* What you will do
Make an exact copy of all the data.

* Records to use
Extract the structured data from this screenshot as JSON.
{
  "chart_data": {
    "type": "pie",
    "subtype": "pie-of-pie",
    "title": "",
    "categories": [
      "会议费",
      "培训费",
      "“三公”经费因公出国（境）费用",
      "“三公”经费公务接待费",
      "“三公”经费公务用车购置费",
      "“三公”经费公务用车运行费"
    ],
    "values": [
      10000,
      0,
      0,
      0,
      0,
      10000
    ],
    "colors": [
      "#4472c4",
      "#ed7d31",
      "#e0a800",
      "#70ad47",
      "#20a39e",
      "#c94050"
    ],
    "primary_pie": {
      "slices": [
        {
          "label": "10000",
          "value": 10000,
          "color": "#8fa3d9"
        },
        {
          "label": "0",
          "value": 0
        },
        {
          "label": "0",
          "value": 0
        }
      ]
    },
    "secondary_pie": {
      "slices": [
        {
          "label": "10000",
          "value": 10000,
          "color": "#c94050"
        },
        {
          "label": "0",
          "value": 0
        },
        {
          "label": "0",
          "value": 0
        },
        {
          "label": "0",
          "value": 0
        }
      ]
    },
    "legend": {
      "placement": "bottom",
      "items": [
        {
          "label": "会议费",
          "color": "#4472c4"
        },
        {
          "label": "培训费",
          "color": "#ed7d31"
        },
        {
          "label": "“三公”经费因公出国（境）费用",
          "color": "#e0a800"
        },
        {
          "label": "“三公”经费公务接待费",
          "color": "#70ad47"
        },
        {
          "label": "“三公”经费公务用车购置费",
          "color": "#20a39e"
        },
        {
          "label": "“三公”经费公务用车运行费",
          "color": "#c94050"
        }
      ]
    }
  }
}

* Written reply
Extract the structured data from this screenshot as JSON.
{
  "chart_data": {
    "type": "pie",
    "subtype": "pie-of-pie",
    "title": "",
    "categories": [
      "会议费",
      "培训费",
      "“三公”经费因公出国（境）费用",
      "“三公”经费公务接待费",
      "“三公”经费公务用车购置费",
      "“三公”经费公务用车运行费"
    ],
    "values": [
      10000,
      0,
      0,
      0,
      0,
      10000
    ],
    "colors": [
      "#4472c4",
      "#ed7d31",
      "#e0a800",
      "#70ad47",
      "#20a39e",
      "#c94050"
    ],
    "primary_pie": {
      "slices": [
        {
          "label": "10000",
          "value": 10000,
          "color": "#8fa3d9"
        },
        {
          "label": "0",
          "value": 0
        },
        {
          "label": "0",
          "value": 0
        }
      ]
    },
    "secondary_pie": {
      "slices": [
        {
          "label": "10000",
          "value": 10000,
          "color": "#c94050"
        },
        {
          "label": "0",
          "value": 0
        },
        {
          "label": "0",
          "value": 0
        },
        {
          "label": "0",
          "value": 0
        }
      ]
    },
    "legend": {
      "placement": "bottom",
      "items": [
        {
          "label": "会议费",
          "color": "#4472c4"
        },
        {
          "label": "培训费",
          "color": "#ed7d31"
        },
        {
          "label": "“三公”经费因公出国（境）费用",
          "color": "#e0a800"
        },
        {
          "label": "“三公”经费公务接待费",
          "color": "#70ad47"
        },
        {
          "label": "“三公”经费公务用车购置费",
          "color": "#20a39e"
        },
        {
          "label": "“三公”经费公务用车运行费",
          "color": "#c94050"
        }
      ]
    }
  }
}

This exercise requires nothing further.